§ INSTRUCTION
Without the pictures, write out all the lines below exactly as they appear.

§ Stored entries
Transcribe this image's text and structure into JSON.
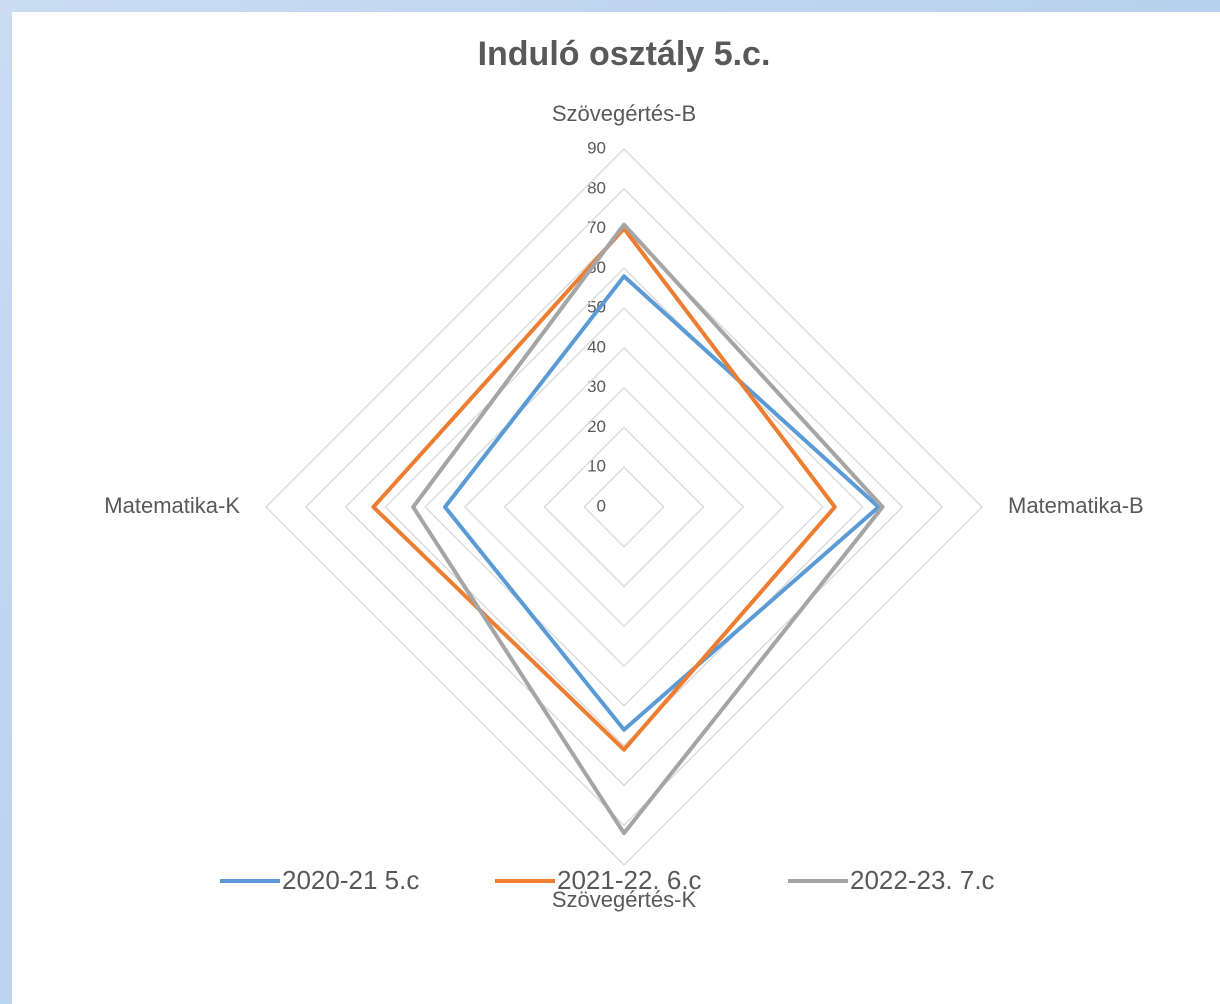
{
  "chart_data": {
    "type": "radar",
    "title": "Induló osztály 5.c.",
    "categories": [
      "Szövegértés-B",
      "Matematika-B",
      "Szövegértés-K",
      "Matematika-K"
    ],
    "series": [
      {
        "name": "2020-21 5.c",
        "color": "#5b9bd5",
        "values": [
          58,
          64,
          56,
          45
        ]
      },
      {
        "name": "2021-22. 6.c",
        "color": "#ed7d31",
        "values": [
          70,
          53,
          61,
          63
        ]
      },
      {
        "name": "2022-23. 7.c",
        "color": "#a5a5a5",
        "values": [
          71,
          65,
          82,
          53
        ]
      }
    ],
    "ylim": [
      0,
      90
    ],
    "yticks": [
      0,
      10,
      20,
      30,
      40,
      50,
      60,
      70,
      80,
      90
    ],
    "grid": true,
    "legend": "bottom"
  }
}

§ FULL ANSWER
Transcribe this image's text and structure into JSON.
{
  "chart_data": {
    "type": "radar",
    "title": "Induló osztály 5.c.",
    "categories": [
      "Szövegértés-B",
      "Matematika-B",
      "Szövegértés-K",
      "Matematika-K"
    ],
    "series": [
      {
        "name": "2020-21 5.c",
        "color": "#5b9bd5",
        "values": [
          58,
          64,
          56,
          45
        ]
      },
      {
        "name": "2021-22. 6.c",
        "color": "#ed7d31",
        "values": [
          70,
          53,
          61,
          63
        ]
      },
      {
        "name": "2022-23. 7.c",
        "color": "#a5a5a5",
        "values": [
          71,
          65,
          82,
          53
        ]
      }
    ],
    "ylim": [
      0,
      90
    ],
    "yticks": [
      0,
      10,
      20,
      30,
      40,
      50,
      60,
      70,
      80,
      90
    ],
    "grid": true,
    "legend": "bottom"
  }
}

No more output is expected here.